_Exercise objective_
Reproduce the entire listing word for word.
━━━━━━━━━━━━━━━━━━━━
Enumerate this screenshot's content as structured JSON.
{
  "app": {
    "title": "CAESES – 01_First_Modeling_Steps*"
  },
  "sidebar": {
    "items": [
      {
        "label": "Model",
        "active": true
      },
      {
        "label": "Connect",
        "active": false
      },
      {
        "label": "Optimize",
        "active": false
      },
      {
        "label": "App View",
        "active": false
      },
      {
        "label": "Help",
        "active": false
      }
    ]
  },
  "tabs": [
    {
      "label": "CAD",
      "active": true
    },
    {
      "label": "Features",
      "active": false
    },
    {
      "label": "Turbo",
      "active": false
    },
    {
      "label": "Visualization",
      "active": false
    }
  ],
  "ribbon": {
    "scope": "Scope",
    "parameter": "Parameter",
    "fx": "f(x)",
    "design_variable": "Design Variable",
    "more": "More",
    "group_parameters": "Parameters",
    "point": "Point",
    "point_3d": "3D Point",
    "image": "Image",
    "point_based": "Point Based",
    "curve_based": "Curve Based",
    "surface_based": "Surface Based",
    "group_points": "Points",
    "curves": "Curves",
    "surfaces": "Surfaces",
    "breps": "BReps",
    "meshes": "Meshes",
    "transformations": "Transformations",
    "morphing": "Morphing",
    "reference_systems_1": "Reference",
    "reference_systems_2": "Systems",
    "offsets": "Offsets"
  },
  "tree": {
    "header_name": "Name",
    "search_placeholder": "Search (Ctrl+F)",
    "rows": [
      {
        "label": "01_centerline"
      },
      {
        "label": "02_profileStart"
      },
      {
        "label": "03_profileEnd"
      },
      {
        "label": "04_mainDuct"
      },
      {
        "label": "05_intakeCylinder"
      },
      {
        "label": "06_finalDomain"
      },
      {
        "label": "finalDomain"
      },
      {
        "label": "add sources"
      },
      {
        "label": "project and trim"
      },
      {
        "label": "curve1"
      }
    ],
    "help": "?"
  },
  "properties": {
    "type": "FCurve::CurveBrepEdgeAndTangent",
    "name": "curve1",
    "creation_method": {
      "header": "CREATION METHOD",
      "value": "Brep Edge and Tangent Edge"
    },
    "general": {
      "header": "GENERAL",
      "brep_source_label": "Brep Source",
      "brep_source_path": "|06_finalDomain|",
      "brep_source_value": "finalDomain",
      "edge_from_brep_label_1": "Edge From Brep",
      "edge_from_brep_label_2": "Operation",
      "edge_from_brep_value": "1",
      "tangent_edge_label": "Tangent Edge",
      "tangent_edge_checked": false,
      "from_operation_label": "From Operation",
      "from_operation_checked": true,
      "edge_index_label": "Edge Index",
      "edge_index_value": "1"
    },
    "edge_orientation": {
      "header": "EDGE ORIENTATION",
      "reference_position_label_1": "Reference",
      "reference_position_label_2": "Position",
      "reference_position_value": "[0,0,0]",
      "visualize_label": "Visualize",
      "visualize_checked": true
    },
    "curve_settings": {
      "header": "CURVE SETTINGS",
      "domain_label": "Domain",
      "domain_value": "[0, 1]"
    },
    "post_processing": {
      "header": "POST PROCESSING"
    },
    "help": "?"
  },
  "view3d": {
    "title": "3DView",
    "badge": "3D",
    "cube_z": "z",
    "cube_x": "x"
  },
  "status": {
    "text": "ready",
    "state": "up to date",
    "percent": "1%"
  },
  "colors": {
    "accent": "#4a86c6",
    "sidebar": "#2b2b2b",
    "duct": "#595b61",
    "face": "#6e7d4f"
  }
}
━━━━━━━━━━━━━━━━━━━━
_Finished answer_
Enumerate this screenshot's content as structured JSON.
{
  "app": {
    "title": "CAESES – 01_First_Modeling_Steps*"
  },
  "sidebar": {
    "items": [
      {
        "label": "Model",
        "active": true
      },
      {
        "label": "Connect",
        "active": false
      },
      {
        "label": "Optimize",
        "active": false
      },
      {
        "label": "App View",
        "active": false
      },
      {
        "label": "Help",
        "active": false
      }
    ]
  },
  "tabs": [
    {
      "label": "CAD",
      "active": true
    },
    {
      "label": "Features",
      "active": false
    },
    {
      "label": "Turbo",
      "active": false
    },
    {
      "label": "Visualization",
      "active": false
    }
  ],
  "ribbon": {
    "scope": "Scope",
    "parameter": "Parameter",
    "fx": "f(x)",
    "design_variable": "Design Variable",
    "more": "More",
    "group_parameters": "Parameters",
    "point": "Point",
    "point_3d": "3D Point",
    "image": "Image",
    "point_based": "Point Based",
    "curve_based": "Curve Based",
    "surface_based": "Surface Based",
    "group_points": "Points",
    "curves": "Curves",
    "surfaces": "Surfaces",
    "breps": "BReps",
    "meshes": "Meshes",
    "transformations": "Transformations",
    "morphing": "Morphing",
    "reference_systems_1": "Reference",
    "reference_systems_2": "Systems",
    "offsets": "Offsets"
  },
  "tree": {
    "header_name": "Name",
    "search_placeholder": "Search (Ctrl+F)",
    "rows": [
      {
        "label": "01_centerline"
      },
      {
        "label": "02_profileStart"
      },
      {
        "label": "03_profileEnd"
      },
      {
        "label": "04_mainDuct"
      },
      {
        "label": "05_intakeCylinder"
      },
      {
        "label": "06_finalDomain"
      },
      {
        "label": "finalDomain"
      },
      {
        "label": "add sources"
      },
      {
        "label": "project and trim"
      },
      {
        "label": "curve1"
      }
    ],
    "help": "?"
  },
  "properties": {
    "type": "FCurve::CurveBrepEdgeAndTangent",
    "name": "curve1",
    "creation_method": {
      "header": "CREATION METHOD",
      "value": "Brep Edge and Tangent Edge"
    },
    "general": {
      "header": "GENERAL",
      "brep_source_label": "Brep Source",
      "brep_source_path": "|06_finalDomain|",
      "brep_source_value": "finalDomain",
      "edge_from_brep_label_1": "Edge From Brep",
      "edge_from_brep_label_2": "Operation",
      "edge_from_brep_value": "1",
      "tangent_edge_label": "Tangent Edge",
      "tangent_edge_checked": false,
      "from_operation_label": "From Operation",
      "from_operation_checked": true,
      "edge_index_label": "Edge Index",
      "edge_index_value": "1"
    },
    "edge_orientation": {
      "header": "EDGE ORIENTATION",
      "reference_position_label_1": "Reference",
      "reference_position_label_2": "Position",
      "reference_position_value": "[0,0,0]",
      "visualize_label": "Visualize",
      "visualize_checked": true
    },
    "curve_settings": {
      "header": "CURVE SETTINGS",
      "domain_label": "Domain",
      "domain_value": "[0, 1]"
    },
    "post_processing": {
      "header": "POST PROCESSING"
    },
    "help": "?"
  },
  "view3d": {
    "title": "3DView",
    "badge": "3D",
    "cube_z": "z",
    "cube_x": "x"
  },
  "status": {
    "text": "ready",
    "state": "up to date",
    "percent": "1%"
  },
  "colors": {
    "accent": "#4a86c6",
    "sidebar": "#2b2b2b",
    "duct": "#595b61",
    "face": "#6e7d4f"
  }
}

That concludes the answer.